Data records

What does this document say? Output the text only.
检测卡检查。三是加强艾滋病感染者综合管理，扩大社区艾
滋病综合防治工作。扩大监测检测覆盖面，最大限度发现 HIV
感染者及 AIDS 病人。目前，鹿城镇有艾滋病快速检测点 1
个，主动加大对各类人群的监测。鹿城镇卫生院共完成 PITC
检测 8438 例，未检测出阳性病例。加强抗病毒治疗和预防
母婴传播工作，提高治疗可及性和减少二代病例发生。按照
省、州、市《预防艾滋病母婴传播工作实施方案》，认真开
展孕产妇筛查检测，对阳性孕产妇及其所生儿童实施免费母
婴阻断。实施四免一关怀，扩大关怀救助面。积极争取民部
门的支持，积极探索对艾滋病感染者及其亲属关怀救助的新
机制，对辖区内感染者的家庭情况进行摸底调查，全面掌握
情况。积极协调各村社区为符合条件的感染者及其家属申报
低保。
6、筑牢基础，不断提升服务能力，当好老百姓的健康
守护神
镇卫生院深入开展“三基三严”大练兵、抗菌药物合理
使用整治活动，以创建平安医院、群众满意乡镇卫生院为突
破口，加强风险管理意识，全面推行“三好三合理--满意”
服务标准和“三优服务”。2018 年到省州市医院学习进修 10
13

PROMPT
Give the entries again in full, exactly as they are written.

EXERCISE RESPONSE
What does this document say? Output the text only.
检测卡检查。三是加强艾滋病感染者综合管理，扩大社区艾
滋病综合防治工作。扩大监测检测覆盖面，最大限度发现 HIV
感染者及 AIDS 病人。目前，鹿城镇有艾滋病快速检测点 1
个，主动加大对各类人群的监测。鹿城镇卫生院共完成 PITC
检测 8438 例，未检测出阳性病例。加强抗病毒治疗和预防
母婴传播工作，提高治疗可及性和减少二代病例发生。按照
省、州、市《预防艾滋病母婴传播工作实施方案》，认真开
展孕产妇筛查检测，对阳性孕产妇及其所生儿童实施免费母
婴阻断。实施四免一关怀，扩大关怀救助面。积极争取民部
门的支持，积极探索对艾滋病感染者及其亲属关怀救助的新
机制，对辖区内感染者的家庭情况进行摸底调查，全面掌握
情况。积极协调各村社区为符合条件的感染者及其家属申报
低保。
6、筑牢基础，不断提升服务能力，当好老百姓的健康
守护神
镇卫生院深入开展“三基三严”大练兵、抗菌药物合理
使用整治活动，以创建平安医院、群众满意乡镇卫生院为突
破口，加强风险管理意识，全面推行“三好三合理--满意”
服务标准和“三优服务”。2018 年到省州市医院学习进修 10
13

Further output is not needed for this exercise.